_GOAL OF THE EXERCISE:_ Can you find the lines of the listing that include "title" and copy every one?

_RECORD EXCERPTS:_

=-=-=-=-=

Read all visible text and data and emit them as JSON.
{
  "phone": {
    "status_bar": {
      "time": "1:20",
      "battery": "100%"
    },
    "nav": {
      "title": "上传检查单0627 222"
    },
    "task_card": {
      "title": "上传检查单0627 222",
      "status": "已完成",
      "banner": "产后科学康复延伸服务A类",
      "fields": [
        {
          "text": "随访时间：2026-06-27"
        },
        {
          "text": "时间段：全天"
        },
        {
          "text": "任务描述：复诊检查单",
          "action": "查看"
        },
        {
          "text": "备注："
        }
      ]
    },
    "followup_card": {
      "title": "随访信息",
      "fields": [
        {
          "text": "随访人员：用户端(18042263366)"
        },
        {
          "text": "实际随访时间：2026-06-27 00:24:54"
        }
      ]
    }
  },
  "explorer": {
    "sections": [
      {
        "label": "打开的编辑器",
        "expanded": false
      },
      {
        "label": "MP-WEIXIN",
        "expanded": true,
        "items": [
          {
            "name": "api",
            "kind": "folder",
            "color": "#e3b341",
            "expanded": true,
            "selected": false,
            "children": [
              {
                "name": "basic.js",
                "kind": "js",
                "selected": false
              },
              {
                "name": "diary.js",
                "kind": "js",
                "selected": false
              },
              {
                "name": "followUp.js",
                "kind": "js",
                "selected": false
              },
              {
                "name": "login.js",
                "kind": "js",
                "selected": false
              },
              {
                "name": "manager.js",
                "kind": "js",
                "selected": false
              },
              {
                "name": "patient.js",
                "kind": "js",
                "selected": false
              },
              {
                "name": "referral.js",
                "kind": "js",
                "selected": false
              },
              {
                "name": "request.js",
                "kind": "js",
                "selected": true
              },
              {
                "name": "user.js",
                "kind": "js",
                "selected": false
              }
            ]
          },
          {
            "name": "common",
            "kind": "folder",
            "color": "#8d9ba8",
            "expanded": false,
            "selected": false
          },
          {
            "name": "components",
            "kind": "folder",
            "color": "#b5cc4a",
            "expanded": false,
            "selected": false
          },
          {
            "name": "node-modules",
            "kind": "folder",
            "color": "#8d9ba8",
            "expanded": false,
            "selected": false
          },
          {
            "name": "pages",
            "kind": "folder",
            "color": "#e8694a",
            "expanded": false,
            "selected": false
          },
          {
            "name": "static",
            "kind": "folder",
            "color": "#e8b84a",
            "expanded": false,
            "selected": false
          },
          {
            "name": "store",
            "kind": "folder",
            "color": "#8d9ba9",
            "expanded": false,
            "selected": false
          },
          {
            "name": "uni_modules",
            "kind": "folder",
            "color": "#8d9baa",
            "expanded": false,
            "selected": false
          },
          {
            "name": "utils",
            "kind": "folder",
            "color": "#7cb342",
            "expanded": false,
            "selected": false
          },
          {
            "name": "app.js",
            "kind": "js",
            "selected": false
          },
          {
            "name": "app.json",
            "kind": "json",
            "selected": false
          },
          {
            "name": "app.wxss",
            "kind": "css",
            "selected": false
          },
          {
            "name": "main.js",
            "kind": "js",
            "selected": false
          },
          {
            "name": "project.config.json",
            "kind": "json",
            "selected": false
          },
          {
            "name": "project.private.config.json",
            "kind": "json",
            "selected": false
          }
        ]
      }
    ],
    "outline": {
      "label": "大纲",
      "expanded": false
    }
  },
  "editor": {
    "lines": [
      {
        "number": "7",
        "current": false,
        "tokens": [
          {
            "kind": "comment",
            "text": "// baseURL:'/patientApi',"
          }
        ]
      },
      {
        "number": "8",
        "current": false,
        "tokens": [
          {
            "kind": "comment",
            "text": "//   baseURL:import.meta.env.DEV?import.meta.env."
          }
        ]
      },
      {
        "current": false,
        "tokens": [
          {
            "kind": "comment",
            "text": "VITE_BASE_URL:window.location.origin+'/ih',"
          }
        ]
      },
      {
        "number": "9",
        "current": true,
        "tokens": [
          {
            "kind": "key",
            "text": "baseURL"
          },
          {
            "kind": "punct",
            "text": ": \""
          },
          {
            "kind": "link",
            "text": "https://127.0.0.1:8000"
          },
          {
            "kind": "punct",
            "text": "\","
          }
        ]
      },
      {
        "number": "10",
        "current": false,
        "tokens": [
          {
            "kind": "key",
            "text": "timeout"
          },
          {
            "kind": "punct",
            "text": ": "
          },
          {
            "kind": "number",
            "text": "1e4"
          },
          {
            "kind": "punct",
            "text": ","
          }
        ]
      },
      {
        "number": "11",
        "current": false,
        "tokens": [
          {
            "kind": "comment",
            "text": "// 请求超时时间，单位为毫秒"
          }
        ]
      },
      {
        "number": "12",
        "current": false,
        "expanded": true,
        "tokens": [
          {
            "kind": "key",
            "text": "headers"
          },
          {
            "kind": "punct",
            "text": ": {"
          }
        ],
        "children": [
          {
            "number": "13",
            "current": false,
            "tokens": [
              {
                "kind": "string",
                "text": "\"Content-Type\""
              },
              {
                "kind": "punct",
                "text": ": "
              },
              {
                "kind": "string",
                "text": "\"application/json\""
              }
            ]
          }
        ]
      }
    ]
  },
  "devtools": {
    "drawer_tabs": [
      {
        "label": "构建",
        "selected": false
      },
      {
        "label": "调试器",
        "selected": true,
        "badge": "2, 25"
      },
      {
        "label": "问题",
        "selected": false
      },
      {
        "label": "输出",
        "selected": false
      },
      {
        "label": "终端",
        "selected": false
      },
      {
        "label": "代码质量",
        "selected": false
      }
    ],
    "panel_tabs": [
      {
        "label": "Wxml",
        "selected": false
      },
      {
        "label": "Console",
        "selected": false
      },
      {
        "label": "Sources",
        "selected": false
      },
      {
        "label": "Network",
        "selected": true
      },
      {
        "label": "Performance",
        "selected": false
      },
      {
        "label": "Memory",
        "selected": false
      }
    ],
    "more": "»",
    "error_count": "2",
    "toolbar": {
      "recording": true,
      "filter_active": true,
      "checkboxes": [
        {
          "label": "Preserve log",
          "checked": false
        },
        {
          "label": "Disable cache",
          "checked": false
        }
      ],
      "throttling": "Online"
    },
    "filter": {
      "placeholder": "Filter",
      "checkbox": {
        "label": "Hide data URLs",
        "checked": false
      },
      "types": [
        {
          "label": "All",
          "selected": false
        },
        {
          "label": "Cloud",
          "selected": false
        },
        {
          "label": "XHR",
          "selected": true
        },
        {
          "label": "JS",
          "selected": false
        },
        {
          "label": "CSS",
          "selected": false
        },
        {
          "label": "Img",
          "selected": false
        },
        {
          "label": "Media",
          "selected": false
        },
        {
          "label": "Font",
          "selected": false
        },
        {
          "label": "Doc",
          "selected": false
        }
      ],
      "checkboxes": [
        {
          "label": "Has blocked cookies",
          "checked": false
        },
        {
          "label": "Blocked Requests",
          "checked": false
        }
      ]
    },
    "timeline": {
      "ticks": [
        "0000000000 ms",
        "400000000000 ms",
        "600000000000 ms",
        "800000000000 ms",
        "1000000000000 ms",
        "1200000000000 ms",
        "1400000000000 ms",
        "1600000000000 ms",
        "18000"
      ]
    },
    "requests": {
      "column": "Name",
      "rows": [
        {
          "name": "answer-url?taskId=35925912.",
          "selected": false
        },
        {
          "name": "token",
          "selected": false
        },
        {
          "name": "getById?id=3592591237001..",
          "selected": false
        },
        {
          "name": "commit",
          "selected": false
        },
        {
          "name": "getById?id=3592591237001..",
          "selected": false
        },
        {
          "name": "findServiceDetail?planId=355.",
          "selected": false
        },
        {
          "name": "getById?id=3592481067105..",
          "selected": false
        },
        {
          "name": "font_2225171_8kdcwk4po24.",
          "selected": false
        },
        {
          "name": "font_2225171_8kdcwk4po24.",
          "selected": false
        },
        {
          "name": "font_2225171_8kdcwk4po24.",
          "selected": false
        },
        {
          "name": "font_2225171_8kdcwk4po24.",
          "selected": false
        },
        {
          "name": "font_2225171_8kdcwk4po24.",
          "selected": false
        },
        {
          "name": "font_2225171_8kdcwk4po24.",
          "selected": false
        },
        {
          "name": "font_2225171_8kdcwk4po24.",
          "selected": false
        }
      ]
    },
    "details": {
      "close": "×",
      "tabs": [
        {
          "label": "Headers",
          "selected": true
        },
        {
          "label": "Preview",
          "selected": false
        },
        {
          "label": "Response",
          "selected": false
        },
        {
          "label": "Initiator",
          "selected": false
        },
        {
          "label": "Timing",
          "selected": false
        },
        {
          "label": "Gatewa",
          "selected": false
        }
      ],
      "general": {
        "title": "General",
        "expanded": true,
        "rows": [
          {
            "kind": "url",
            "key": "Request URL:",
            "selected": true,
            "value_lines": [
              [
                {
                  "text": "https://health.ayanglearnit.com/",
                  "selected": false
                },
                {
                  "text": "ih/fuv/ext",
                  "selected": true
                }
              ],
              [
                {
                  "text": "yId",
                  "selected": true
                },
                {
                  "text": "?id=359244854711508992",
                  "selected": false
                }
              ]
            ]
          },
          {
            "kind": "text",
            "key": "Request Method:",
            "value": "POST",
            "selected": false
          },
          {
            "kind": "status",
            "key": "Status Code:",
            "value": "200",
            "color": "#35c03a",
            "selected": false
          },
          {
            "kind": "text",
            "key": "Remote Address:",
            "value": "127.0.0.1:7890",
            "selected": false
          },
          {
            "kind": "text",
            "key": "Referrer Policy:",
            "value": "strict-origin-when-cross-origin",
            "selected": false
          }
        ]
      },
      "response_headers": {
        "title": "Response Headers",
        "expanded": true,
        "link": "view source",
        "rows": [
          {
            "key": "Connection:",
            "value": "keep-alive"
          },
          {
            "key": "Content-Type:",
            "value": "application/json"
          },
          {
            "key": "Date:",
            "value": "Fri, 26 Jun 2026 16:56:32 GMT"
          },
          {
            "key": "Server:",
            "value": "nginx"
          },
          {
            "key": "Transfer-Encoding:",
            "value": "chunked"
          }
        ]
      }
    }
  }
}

=-=-=-=-=

_WRITTEN REPLY:_
      "title": "上传检查单0627 222"
      "title": "上传检查单0627 222",
      "title": "随访信息",
        "title": "General",
        "title": "Response Headers",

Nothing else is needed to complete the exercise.